▸ **Your task**: Note each line where "pont" appears, and copy it.

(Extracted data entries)
= = = = =

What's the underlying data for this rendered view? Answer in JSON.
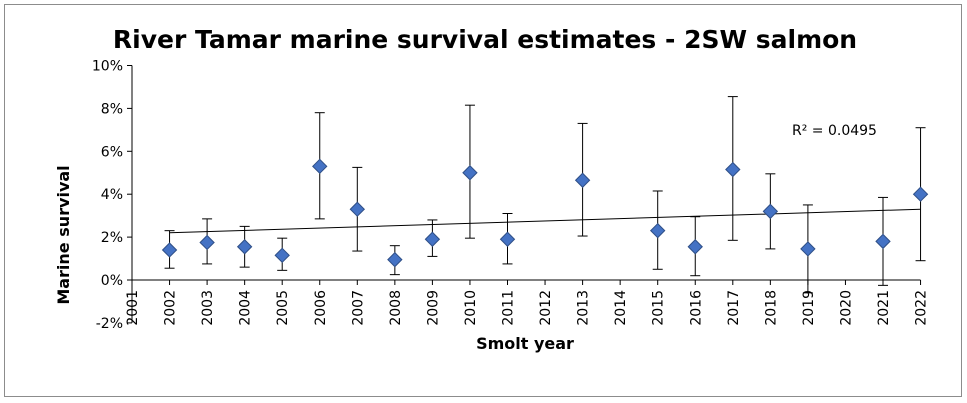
{
  "chart_data": {
    "type": "scatter",
    "title": "River Tamar marine survival estimates - 2SW salmon",
    "xlabel": "Smolt year",
    "ylabel": "Marine survival",
    "ylim": [
      -2,
      10
    ],
    "y_ticks": [
      "-2%",
      "0%",
      "2%",
      "4%",
      "6%",
      "8%",
      "10%"
    ],
    "y_tick_values": [
      -2,
      0,
      2,
      4,
      6,
      8,
      10
    ],
    "categories": [
      "2001",
      "2002",
      "2003",
      "2004",
      "2005",
      "2006",
      "2007",
      "2008",
      "2009",
      "2010",
      "2011",
      "2012",
      "2013",
      "2014",
      "2015",
      "2016",
      "2017",
      "2018",
      "2019",
      "2020",
      "2021",
      "2022"
    ],
    "series": [
      {
        "name": "Marine survival",
        "marker": "diamond",
        "color": "#4472c4",
        "points": [
          {
            "year": "2002",
            "y": 1.4,
            "low": 0.55,
            "high": 2.3
          },
          {
            "year": "2003",
            "y": 1.75,
            "low": 0.75,
            "high": 2.85
          },
          {
            "year": "2004",
            "y": 1.55,
            "low": 0.6,
            "high": 2.5
          },
          {
            "year": "2005",
            "y": 1.15,
            "low": 0.45,
            "high": 1.95
          },
          {
            "year": "2006",
            "y": 5.3,
            "low": 2.85,
            "high": 7.8
          },
          {
            "year": "2007",
            "y": 3.3,
            "low": 1.35,
            "high": 5.25
          },
          {
            "year": "2008",
            "y": 0.95,
            "low": 0.25,
            "high": 1.6
          },
          {
            "year": "2009",
            "y": 1.9,
            "low": 1.1,
            "high": 2.8
          },
          {
            "year": "2010",
            "y": 5.0,
            "low": 1.95,
            "high": 8.15
          },
          {
            "year": "2011",
            "y": 1.9,
            "low": 0.75,
            "high": 3.1
          },
          {
            "year": "2013",
            "y": 4.65,
            "low": 2.05,
            "high": 7.3
          },
          {
            "year": "2015",
            "y": 2.3,
            "low": 0.5,
            "high": 4.15
          },
          {
            "year": "2016",
            "y": 1.55,
            "low": 0.2,
            "high": 2.95
          },
          {
            "year": "2017",
            "y": 5.15,
            "low": 1.85,
            "high": 8.55
          },
          {
            "year": "2018",
            "y": 3.2,
            "low": 1.45,
            "high": 4.95
          },
          {
            "year": "2019",
            "y": 1.45,
            "low": -0.6,
            "high": 3.5
          },
          {
            "year": "2021",
            "y": 1.8,
            "low": -0.25,
            "high": 3.85
          },
          {
            "year": "2022",
            "y": 4.0,
            "low": 0.9,
            "high": 7.1
          }
        ]
      }
    ],
    "trendline": {
      "type": "linear",
      "start": {
        "year": "2002",
        "y": 2.2
      },
      "end": {
        "year": "2022",
        "y": 3.3
      },
      "r2_label": "R² = 0.0495"
    },
    "grid": false,
    "legend": "none"
  },
  "colors": {
    "marker_fill": "#4472c4",
    "marker_stroke": "#2f4f86",
    "axis": "#000000",
    "frame": "#8c8c8c"
  }
}
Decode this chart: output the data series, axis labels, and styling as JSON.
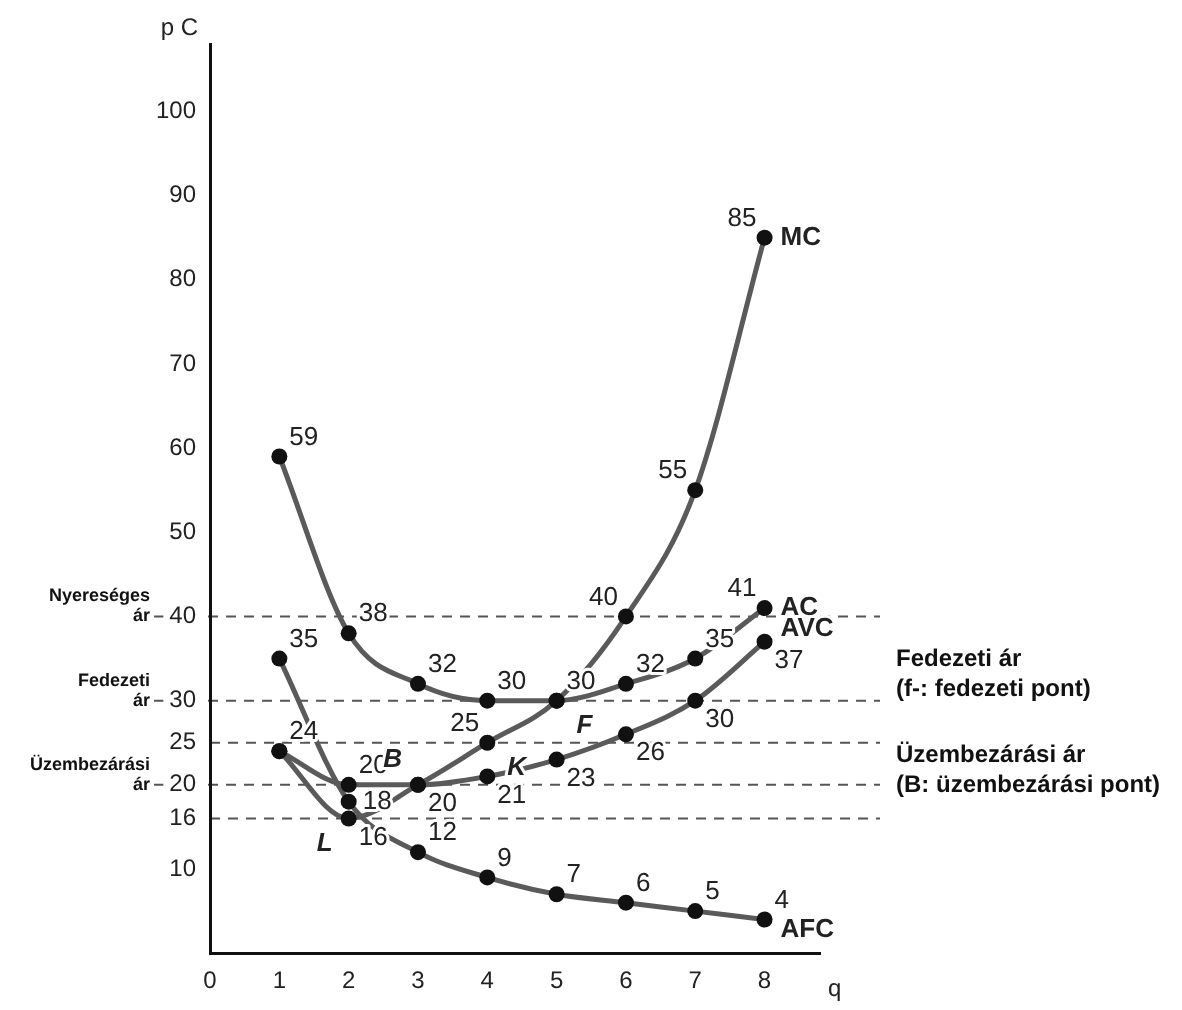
{
  "chart_data": {
    "type": "line",
    "xlabel": "q",
    "ylabel": "p C",
    "x": [
      1,
      2,
      3,
      4,
      5,
      6,
      7,
      8
    ],
    "series": [
      {
        "name": "MC",
        "color": "#5a5a5a",
        "values": [
          24,
          16,
          20,
          25,
          30,
          40,
          55,
          85
        ],
        "value_labels": [
          null,
          "16",
          null,
          "25",
          null,
          "40",
          "55",
          "85"
        ]
      },
      {
        "name": "AC",
        "color": "#5a5a5a",
        "values": [
          59,
          38,
          32,
          30,
          30,
          32,
          35,
          41
        ],
        "value_labels": [
          "59",
          "38",
          "32",
          "30",
          "30",
          "32",
          "35",
          "41"
        ]
      },
      {
        "name": "AVC",
        "color": "#5a5a5a",
        "values": [
          24,
          20,
          20,
          21,
          23,
          26,
          30,
          37
        ],
        "value_labels": [
          "24",
          "20",
          "20",
          "21",
          "23",
          "26",
          "30",
          "37"
        ]
      },
      {
        "name": "AFC",
        "color": "#5a5a5a",
        "values": [
          35,
          18,
          12,
          9,
          7,
          6,
          5,
          4
        ],
        "value_labels": [
          "35",
          "18",
          "12",
          "9",
          "7",
          "6",
          "5",
          "4"
        ]
      }
    ],
    "xlim": [
      0,
      8.8
    ],
    "xticks": [
      0,
      1,
      2,
      3,
      4,
      5,
      6,
      7,
      8
    ],
    "ylim": [
      0,
      108
    ],
    "yticks": [
      10,
      16,
      20,
      25,
      30,
      40,
      50,
      60,
      70,
      80,
      90,
      100
    ],
    "ref_lines": [
      {
        "axis": "y",
        "value": 40,
        "label": "Nyereséges ár",
        "line_style": "dashed"
      },
      {
        "axis": "y",
        "value": 30,
        "label": "Fedezeti ár",
        "line_style": "dashed"
      },
      {
        "axis": "y",
        "value": 25,
        "line_style": "dashed"
      },
      {
        "axis": "y",
        "value": 20,
        "label": "Üzembezárási ár",
        "line_style": "dashed"
      },
      {
        "axis": "y",
        "value": 16,
        "line_style": "dashed"
      }
    ],
    "annotations": [
      {
        "text": "B",
        "x": 3,
        "y": 20
      },
      {
        "text": "K",
        "x": 4,
        "y": 25
      },
      {
        "text": "F",
        "x": 5,
        "y": 30
      },
      {
        "text": "L",
        "x": 2,
        "y": 16
      },
      "Fedezeti ár (f-: fedezeti pont)",
      "Üzembezárási ár (B: üzembezárási pont)"
    ],
    "grid": false,
    "legend": false,
    "marker": "circle",
    "line_style": "solid"
  }
}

= = = = =

▸ **Complete response**:
      "Fedezeti ár (f-: fedezeti pont)",
      "Üzembezárási ár (B: üzembezárási pont)"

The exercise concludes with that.